BEGIN Information provided

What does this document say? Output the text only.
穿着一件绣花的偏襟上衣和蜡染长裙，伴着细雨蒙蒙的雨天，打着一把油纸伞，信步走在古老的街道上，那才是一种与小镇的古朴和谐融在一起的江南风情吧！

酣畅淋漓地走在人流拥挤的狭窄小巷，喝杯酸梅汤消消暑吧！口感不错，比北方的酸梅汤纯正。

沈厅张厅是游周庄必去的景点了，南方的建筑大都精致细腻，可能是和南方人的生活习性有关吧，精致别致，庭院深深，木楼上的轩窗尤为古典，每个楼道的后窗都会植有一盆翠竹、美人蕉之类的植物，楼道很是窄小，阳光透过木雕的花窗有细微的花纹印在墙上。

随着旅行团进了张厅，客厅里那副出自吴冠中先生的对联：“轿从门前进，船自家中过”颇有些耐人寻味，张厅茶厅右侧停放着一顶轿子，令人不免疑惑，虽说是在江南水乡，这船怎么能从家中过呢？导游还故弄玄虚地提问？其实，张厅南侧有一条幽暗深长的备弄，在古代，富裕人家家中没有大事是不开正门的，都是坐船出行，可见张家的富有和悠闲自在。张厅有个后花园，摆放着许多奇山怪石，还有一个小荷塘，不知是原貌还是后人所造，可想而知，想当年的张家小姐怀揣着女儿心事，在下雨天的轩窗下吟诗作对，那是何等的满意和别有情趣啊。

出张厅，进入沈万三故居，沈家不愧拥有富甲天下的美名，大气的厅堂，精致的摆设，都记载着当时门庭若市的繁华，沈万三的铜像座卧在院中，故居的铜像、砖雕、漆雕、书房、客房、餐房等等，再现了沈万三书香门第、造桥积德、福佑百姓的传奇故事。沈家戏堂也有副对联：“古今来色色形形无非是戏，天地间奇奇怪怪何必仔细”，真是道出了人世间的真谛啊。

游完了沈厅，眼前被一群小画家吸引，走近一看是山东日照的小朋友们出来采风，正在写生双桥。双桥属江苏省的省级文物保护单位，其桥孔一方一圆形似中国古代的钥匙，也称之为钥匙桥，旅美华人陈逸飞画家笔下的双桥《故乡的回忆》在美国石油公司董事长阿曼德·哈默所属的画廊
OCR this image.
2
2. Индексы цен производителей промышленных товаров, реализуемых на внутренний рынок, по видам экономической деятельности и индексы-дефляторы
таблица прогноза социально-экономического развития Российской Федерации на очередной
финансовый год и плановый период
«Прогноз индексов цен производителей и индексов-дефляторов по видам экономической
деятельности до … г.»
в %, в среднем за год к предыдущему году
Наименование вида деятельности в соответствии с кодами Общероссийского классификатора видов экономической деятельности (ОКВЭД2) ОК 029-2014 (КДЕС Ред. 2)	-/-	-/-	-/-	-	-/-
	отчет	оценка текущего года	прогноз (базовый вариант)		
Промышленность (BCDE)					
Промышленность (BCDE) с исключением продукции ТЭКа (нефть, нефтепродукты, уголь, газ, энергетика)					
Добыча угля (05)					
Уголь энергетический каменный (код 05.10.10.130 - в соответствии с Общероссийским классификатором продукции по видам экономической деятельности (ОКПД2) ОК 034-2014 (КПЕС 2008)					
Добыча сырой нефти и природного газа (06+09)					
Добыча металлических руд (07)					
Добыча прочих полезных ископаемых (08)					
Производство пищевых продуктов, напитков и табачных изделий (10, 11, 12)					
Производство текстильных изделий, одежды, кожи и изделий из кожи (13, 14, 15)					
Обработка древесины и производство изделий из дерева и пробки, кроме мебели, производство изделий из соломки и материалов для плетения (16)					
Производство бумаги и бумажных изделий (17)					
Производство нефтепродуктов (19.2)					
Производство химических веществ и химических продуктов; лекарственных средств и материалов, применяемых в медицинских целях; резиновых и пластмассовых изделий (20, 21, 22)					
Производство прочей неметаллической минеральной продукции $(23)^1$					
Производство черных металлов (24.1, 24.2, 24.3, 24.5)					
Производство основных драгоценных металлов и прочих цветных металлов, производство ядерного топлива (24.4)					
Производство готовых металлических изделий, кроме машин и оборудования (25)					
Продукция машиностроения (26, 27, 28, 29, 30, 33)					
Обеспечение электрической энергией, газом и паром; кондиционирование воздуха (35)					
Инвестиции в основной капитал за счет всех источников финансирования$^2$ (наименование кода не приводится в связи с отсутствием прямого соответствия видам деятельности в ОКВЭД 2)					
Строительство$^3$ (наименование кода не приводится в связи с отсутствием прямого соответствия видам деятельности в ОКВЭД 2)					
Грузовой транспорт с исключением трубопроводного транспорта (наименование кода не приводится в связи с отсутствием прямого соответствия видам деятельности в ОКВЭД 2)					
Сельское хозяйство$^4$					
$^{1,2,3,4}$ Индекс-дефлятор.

END Information provided

Exercise. Look above for every line with the word "продукции" and copy it.

Exercise response.
Промышленность (BCDE) с исключением продукции ТЭКа (нефть, нефтепродукты, уголь, газ, энергетика)					
Уголь энергетический каменный (код 05.10.10.130 - в соответствии с Общероссийским классификатором продукции по видам экономической деятельности (ОКПД2) ОК 034-2014 (КПЕС 2008)					
Производство прочей неметаллической минеральной продукции $(23)^1$					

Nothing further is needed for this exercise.